* Instruction: Below are the records; pull every line that includes "name".

* Material for the task:
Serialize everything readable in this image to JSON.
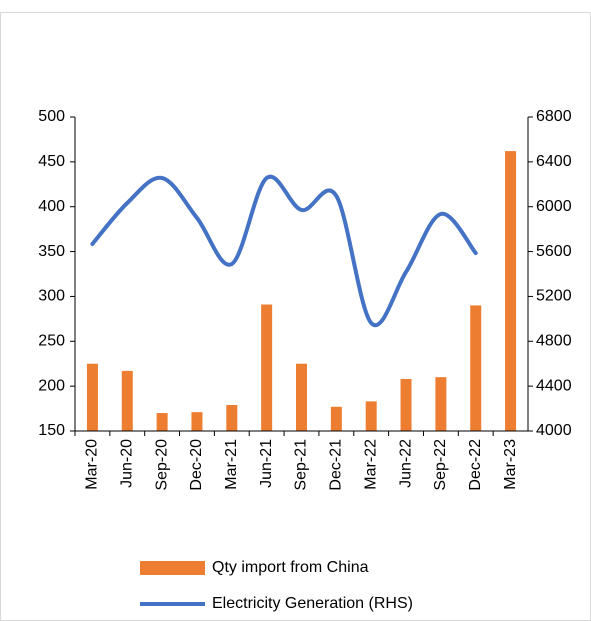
{
  "chart_data": {
    "type": "bar-line",
    "categories": [
      "Mar-20",
      "Jun-20",
      "Sep-20",
      "Dec-20",
      "Mar-21",
      "Jun-21",
      "Sep-21",
      "Dec-21",
      "Mar-22",
      "Jun-22",
      "Sep-22",
      "Dec-22",
      "Mar-23"
    ],
    "series": [
      {
        "name": "Qty import from China",
        "type": "bar",
        "color": "#ed7d31",
        "values": [
          225,
          217,
          170,
          171,
          179,
          291,
          225,
          177,
          183,
          208,
          210,
          290,
          462
        ]
      },
      {
        "name": "Electricity Generation (RHS)",
        "type": "line",
        "axis": "y2",
        "color": "#4472c4",
        "values": [
          5668,
          6033,
          6256,
          5900,
          5489,
          6256,
          5971,
          6096,
          4963,
          5418,
          5935,
          5587,
          null
        ]
      }
    ],
    "ylim": [
      150,
      500
    ],
    "yticks": [
      150,
      200,
      250,
      300,
      350,
      400,
      450,
      500
    ],
    "y2lim": [
      4000,
      6800
    ],
    "y2ticks": [
      4000,
      4400,
      4800,
      5200,
      5600,
      6000,
      6400,
      6800
    ],
    "grid": false,
    "legend": "bottom"
  }
}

* Exercise result:
        "name": "Qty import from China",
        "name": "Electricity Generation (RHS)",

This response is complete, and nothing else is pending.